Dataset excerpt
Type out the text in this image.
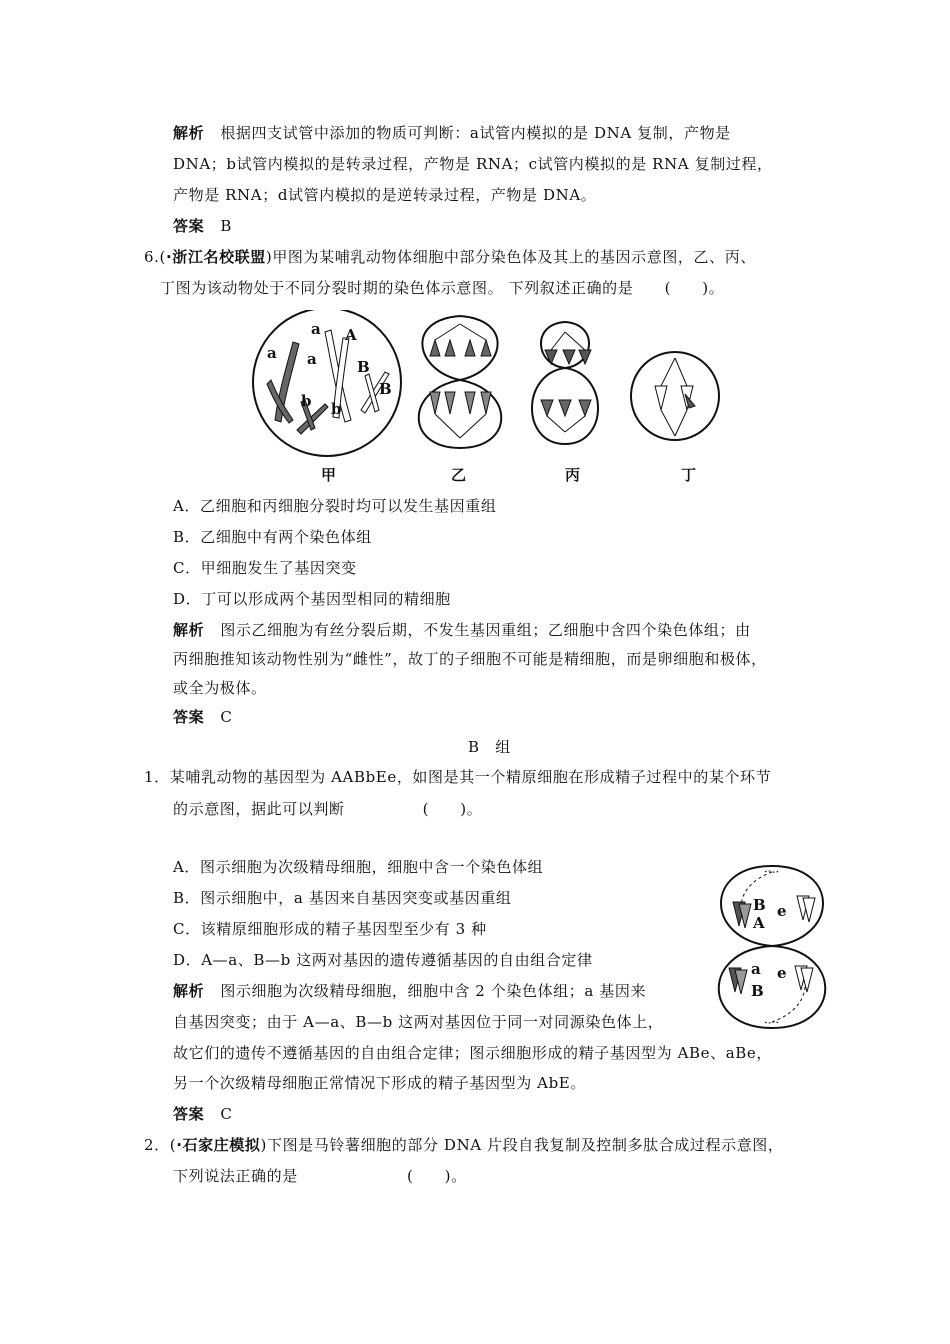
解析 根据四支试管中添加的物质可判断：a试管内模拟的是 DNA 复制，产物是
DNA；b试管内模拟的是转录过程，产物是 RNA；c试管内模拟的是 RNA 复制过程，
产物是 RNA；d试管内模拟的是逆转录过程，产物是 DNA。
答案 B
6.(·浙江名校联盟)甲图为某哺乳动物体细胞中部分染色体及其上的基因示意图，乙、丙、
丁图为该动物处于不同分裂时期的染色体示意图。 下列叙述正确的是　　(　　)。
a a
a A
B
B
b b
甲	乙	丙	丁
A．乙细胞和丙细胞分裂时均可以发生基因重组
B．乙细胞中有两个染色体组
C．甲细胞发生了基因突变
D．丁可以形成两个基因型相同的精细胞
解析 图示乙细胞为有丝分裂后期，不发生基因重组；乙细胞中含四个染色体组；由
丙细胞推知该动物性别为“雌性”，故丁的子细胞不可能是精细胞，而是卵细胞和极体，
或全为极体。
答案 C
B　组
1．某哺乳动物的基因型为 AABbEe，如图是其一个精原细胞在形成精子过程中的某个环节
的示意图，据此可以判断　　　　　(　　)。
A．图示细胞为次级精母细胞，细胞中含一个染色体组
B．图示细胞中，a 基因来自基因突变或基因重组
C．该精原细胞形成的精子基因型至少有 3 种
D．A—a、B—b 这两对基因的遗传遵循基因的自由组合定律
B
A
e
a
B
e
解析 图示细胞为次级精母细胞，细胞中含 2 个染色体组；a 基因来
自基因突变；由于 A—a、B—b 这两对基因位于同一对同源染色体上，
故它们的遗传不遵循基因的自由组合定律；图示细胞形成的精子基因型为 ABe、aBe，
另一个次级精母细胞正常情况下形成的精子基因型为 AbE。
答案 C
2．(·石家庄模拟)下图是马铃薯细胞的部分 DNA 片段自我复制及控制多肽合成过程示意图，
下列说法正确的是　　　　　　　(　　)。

- **Given problem**: Copy every record above exactly, leaving out the pictures.

- **Answer to this task**:
Type out the text in this image.
解析 根据四支试管中添加的物质可判断：a试管内模拟的是 DNA 复制，产物是
DNA；b试管内模拟的是转录过程，产物是 RNA；c试管内模拟的是 RNA 复制过程，
产物是 RNA；d试管内模拟的是逆转录过程，产物是 DNA。
答案 B
6.(·浙江名校联盟)甲图为某哺乳动物体细胞中部分染色体及其上的基因示意图，乙、丙、
丁图为该动物处于不同分裂时期的染色体示意图。 下列叙述正确的是　　(　　)。
a a
a A
B
B
b b
甲	乙	丙	丁
A．乙细胞和丙细胞分裂时均可以发生基因重组
B．乙细胞中有两个染色体组
C．甲细胞发生了基因突变
D．丁可以形成两个基因型相同的精细胞
解析 图示乙细胞为有丝分裂后期，不发生基因重组；乙细胞中含四个染色体组；由
丙细胞推知该动物性别为“雌性”，故丁的子细胞不可能是精细胞，而是卵细胞和极体，
或全为极体。
答案 C
B　组
1．某哺乳动物的基因型为 AABbEe，如图是其一个精原细胞在形成精子过程中的某个环节
的示意图，据此可以判断　　　　　(　　)。
A．图示细胞为次级精母细胞，细胞中含一个染色体组
B．图示细胞中，a 基因来自基因突变或基因重组
C．该精原细胞形成的精子基因型至少有 3 种
D．A—a、B—b 这两对基因的遗传遵循基因的自由组合定律
B
A
e
a
B
e
解析 图示细胞为次级精母细胞，细胞中含 2 个染色体组；a 基因来
自基因突变；由于 A—a、B—b 这两对基因位于同一对同源染色体上，
故它们的遗传不遵循基因的自由组合定律；图示细胞形成的精子基因型为 ABe、aBe，
另一个次级精母细胞正常情况下形成的精子基因型为 AbE。
答案 C
2．(·石家庄模拟)下图是马铃薯细胞的部分 DNA 片段自我复制及控制多肽合成过程示意图，
下列说法正确的是　　　　　　　(　　)。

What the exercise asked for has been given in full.